> **DIRECTION**
Give every entry again, unchanged, and leave its images out.

> **RECORDS SHOWN**
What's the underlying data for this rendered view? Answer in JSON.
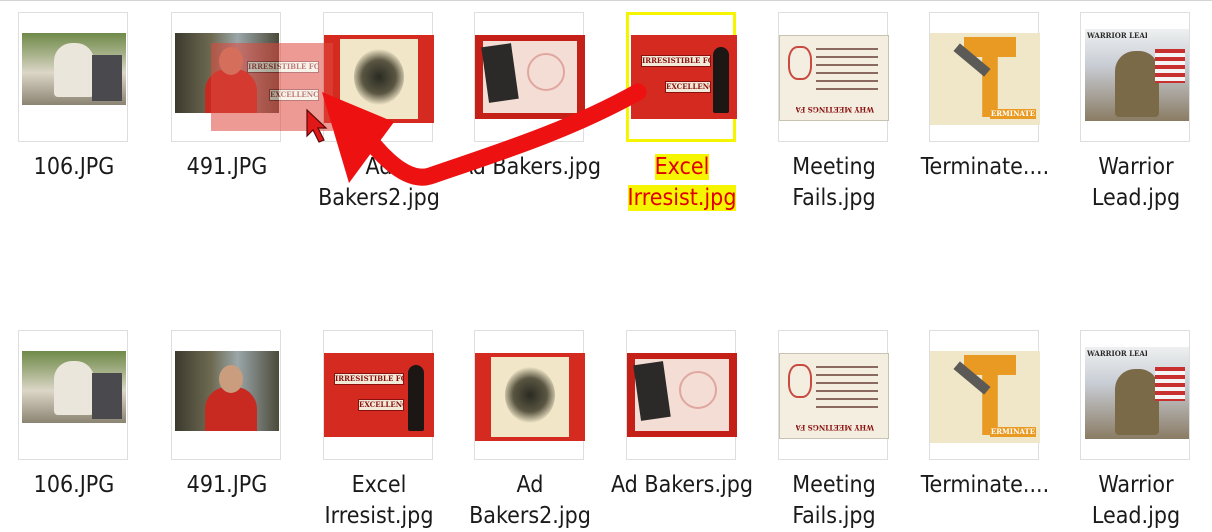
{
  "row_top": [
    {
      "label": "106.JPG",
      "image": "photo-group-outdoor",
      "selected": false
    },
    {
      "label": "491.JPG",
      "image": "photo-man-red-shirt",
      "selected": false
    },
    {
      "label": "Ad Bakers2.jpg",
      "image": "poster-vintage-emblem",
      "selected": false
    },
    {
      "label": "Ad Bakers.jpg",
      "image": "poster-red-product",
      "selected": false
    },
    {
      "label": "Excel Irresist.jpg",
      "image": "poster-irresistible-force",
      "selected": true
    },
    {
      "label": "Meeting Fails.jpg",
      "image": "poster-meeting-fails",
      "selected": false
    },
    {
      "label": "Terminate....",
      "image": "poster-terminate",
      "selected": false
    },
    {
      "label": "Warrior Lead.jpg",
      "image": "poster-warrior-leadership",
      "selected": false
    }
  ],
  "row_bottom": [
    {
      "label": "106.JPG",
      "image": "photo-group-outdoor"
    },
    {
      "label": "491.JPG",
      "image": "photo-man-red-shirt"
    },
    {
      "label": "Excel Irresist.jpg",
      "image": "poster-irresistible-force"
    },
    {
      "label": "Ad Bakers2.jpg",
      "image": "poster-vintage-emblem"
    },
    {
      "label": "Ad Bakers.jpg",
      "image": "poster-red-product"
    },
    {
      "label": "Meeting Fails.jpg",
      "image": "poster-meeting-fails"
    },
    {
      "label": "Terminate....",
      "image": "poster-terminate"
    },
    {
      "label": "Warrior Lead.jpg",
      "image": "poster-warrior-leadership"
    }
  ],
  "poster_text": {
    "irresistible_1": "IRRESISTIBLE FORCE",
    "irresistible_2": "EXCELLENCE",
    "meeting": "WHY MEETINGS FAIL",
    "terminate": "ERMINATE",
    "warrior": "WARRIOR LEADERSHIP"
  },
  "drag_ghost": {
    "image": "poster-irresistible-force",
    "text_1": "IRRESISTIBLE FORCE",
    "text_2": "EXCELLENCE"
  },
  "annotation": {
    "type": "drag-arrow",
    "color": "#ee1111"
  },
  "colors": {
    "selection": "#f5f500",
    "selected_text": "#e00000",
    "poster_red": "#d42a20"
  }
}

> **EXERCISE RESULT**
What's the underlying data for this rendered view? Answer in JSON.
{
  "row_top": [
    {
      "label": "106.JPG",
      "image": "photo-group-outdoor",
      "selected": false
    },
    {
      "label": "491.JPG",
      "image": "photo-man-red-shirt",
      "selected": false
    },
    {
      "label": "Ad Bakers2.jpg",
      "image": "poster-vintage-emblem",
      "selected": false
    },
    {
      "label": "Ad Bakers.jpg",
      "image": "poster-red-product",
      "selected": false
    },
    {
      "label": "Excel Irresist.jpg",
      "image": "poster-irresistible-force",
      "selected": true
    },
    {
      "label": "Meeting Fails.jpg",
      "image": "poster-meeting-fails",
      "selected": false
    },
    {
      "label": "Terminate....",
      "image": "poster-terminate",
      "selected": false
    },
    {
      "label": "Warrior Lead.jpg",
      "image": "poster-warrior-leadership",
      "selected": false
    }
  ],
  "row_bottom": [
    {
      "label": "106.JPG",
      "image": "photo-group-outdoor"
    },
    {
      "label": "491.JPG",
      "image": "photo-man-red-shirt"
    },
    {
      "label": "Excel Irresist.jpg",
      "image": "poster-irresistible-force"
    },
    {
      "label": "Ad Bakers2.jpg",
      "image": "poster-vintage-emblem"
    },
    {
      "label": "Ad Bakers.jpg",
      "image": "poster-red-product"
    },
    {
      "label": "Meeting Fails.jpg",
      "image": "poster-meeting-fails"
    },
    {
      "label": "Terminate....",
      "image": "poster-terminate"
    },
    {
      "label": "Warrior Lead.jpg",
      "image": "poster-warrior-leadership"
    }
  ],
  "poster_text": {
    "irresistible_1": "IRRESISTIBLE FORCE",
    "irresistible_2": "EXCELLENCE",
    "meeting": "WHY MEETINGS FAIL",
    "terminate": "ERMINATE",
    "warrior": "WARRIOR LEADERSHIP"
  },
  "drag_ghost": {
    "image": "poster-irresistible-force",
    "text_1": "IRRESISTIBLE FORCE",
    "text_2": "EXCELLENCE"
  },
  "annotation": {
    "type": "drag-arrow",
    "color": "#ee1111"
  },
  "colors": {
    "selection": "#f5f500",
    "selected_text": "#e00000",
    "poster_red": "#d42a20"
  }
}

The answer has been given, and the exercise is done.